— start Supplied records —

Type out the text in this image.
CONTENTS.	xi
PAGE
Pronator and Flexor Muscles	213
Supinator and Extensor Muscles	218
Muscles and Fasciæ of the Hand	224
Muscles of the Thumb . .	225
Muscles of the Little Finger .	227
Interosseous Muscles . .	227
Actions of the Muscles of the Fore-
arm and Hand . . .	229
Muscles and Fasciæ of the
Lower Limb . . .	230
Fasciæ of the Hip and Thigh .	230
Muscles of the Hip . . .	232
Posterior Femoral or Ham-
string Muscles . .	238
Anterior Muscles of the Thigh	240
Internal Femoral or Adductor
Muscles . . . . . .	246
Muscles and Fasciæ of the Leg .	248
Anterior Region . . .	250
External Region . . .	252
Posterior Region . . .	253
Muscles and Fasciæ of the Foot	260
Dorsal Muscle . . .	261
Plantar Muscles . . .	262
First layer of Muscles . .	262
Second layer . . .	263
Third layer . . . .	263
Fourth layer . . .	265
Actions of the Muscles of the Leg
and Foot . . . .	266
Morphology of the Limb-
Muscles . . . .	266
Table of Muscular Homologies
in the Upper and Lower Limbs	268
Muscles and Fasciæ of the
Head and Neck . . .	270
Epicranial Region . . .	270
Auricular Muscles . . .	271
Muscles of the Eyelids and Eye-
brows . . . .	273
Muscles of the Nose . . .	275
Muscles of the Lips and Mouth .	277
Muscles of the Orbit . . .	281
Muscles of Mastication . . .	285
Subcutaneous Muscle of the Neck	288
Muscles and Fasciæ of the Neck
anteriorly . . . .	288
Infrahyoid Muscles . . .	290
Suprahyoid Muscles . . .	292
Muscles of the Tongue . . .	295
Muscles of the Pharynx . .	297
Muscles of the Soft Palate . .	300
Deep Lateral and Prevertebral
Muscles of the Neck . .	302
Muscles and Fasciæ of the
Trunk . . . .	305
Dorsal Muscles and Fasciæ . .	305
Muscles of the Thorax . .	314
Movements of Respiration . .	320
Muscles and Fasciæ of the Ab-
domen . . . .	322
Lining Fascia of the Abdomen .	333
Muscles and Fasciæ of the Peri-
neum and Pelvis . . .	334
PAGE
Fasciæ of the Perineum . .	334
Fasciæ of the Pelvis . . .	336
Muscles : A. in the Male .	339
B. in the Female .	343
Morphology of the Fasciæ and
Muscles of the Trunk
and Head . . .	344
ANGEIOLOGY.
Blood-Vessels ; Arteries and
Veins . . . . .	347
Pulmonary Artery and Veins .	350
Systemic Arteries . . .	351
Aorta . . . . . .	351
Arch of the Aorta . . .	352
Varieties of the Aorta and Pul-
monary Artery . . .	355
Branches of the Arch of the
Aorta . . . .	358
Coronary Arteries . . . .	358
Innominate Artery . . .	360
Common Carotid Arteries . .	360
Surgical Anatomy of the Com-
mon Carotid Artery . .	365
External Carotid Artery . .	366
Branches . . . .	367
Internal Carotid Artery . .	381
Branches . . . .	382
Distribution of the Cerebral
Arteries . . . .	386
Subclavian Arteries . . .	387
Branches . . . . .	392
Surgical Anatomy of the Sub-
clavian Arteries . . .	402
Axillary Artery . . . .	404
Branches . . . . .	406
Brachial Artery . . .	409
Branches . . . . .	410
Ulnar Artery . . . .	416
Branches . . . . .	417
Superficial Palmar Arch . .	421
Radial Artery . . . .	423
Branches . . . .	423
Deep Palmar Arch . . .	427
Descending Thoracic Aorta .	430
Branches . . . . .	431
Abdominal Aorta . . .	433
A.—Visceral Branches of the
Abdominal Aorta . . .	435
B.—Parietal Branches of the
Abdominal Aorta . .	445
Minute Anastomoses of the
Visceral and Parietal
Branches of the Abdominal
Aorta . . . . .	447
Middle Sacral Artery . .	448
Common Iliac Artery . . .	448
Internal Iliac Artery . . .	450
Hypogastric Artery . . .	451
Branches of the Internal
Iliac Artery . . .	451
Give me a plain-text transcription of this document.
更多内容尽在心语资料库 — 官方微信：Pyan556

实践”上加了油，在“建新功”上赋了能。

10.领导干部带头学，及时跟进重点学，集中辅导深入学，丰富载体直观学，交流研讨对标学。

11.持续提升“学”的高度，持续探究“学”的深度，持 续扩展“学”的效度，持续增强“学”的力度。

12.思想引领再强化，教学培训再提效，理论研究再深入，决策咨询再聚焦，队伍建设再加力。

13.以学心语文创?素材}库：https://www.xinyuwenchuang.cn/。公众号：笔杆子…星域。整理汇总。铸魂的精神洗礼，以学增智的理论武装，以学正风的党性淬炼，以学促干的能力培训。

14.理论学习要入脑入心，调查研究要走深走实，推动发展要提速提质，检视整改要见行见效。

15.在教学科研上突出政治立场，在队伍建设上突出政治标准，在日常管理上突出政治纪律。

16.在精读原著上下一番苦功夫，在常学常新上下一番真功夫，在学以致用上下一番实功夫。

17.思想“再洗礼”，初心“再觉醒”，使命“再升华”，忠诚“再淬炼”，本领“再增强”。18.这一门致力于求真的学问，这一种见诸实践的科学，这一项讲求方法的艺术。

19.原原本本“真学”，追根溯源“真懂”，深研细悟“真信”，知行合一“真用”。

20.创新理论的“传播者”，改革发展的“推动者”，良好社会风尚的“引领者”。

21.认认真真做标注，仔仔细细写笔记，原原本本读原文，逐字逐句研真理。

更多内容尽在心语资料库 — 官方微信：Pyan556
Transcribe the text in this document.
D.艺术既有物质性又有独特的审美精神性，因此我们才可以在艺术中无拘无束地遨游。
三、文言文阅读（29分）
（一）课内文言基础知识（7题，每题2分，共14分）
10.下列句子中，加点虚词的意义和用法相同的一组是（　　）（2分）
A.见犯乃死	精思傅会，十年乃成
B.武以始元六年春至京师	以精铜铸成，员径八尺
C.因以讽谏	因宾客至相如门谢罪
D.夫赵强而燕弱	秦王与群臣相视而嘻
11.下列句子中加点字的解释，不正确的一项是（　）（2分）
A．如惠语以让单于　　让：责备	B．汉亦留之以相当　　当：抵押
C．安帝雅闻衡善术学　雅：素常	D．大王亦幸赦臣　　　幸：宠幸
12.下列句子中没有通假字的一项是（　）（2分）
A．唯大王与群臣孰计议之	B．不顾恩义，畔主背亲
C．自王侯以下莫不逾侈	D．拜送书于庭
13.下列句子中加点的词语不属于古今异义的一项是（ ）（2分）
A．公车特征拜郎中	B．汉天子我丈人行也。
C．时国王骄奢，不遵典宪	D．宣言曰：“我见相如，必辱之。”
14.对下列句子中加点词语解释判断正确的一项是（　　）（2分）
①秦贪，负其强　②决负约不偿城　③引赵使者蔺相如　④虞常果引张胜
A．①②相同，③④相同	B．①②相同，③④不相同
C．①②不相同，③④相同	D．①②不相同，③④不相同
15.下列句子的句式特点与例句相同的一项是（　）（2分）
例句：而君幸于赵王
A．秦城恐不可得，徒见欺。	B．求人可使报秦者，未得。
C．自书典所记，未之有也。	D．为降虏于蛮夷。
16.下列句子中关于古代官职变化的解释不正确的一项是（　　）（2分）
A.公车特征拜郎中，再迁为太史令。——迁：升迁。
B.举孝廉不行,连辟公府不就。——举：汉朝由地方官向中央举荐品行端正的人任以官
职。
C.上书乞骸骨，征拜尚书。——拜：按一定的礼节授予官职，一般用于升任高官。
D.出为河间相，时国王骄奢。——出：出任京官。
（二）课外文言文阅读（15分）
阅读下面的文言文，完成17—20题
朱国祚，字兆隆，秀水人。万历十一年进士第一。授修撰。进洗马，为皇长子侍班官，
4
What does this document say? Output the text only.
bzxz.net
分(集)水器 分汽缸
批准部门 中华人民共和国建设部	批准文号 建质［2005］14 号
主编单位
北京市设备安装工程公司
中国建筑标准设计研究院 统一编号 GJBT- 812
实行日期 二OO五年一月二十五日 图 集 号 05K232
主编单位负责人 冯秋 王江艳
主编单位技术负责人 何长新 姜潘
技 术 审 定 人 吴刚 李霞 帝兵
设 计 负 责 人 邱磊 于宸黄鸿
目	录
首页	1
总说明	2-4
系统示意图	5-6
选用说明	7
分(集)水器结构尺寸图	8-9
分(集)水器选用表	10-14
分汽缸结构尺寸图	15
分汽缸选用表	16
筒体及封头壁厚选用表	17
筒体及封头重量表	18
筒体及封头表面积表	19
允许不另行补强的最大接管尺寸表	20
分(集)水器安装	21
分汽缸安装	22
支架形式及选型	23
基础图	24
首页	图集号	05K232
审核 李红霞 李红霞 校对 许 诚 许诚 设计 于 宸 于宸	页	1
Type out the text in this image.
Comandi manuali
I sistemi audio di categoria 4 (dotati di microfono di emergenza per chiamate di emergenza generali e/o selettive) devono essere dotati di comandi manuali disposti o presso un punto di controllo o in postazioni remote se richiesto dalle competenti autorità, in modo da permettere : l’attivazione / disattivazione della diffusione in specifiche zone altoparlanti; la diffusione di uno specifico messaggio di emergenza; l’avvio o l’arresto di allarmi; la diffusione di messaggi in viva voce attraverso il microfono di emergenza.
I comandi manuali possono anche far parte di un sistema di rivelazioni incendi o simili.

— end Supplied records —

Pick out every line of the listing containing the word "Iliac", and show those lines.

Common Iliac Artery . . .	448
Internal Iliac Artery . . .	450
Iliac Artery . . .	451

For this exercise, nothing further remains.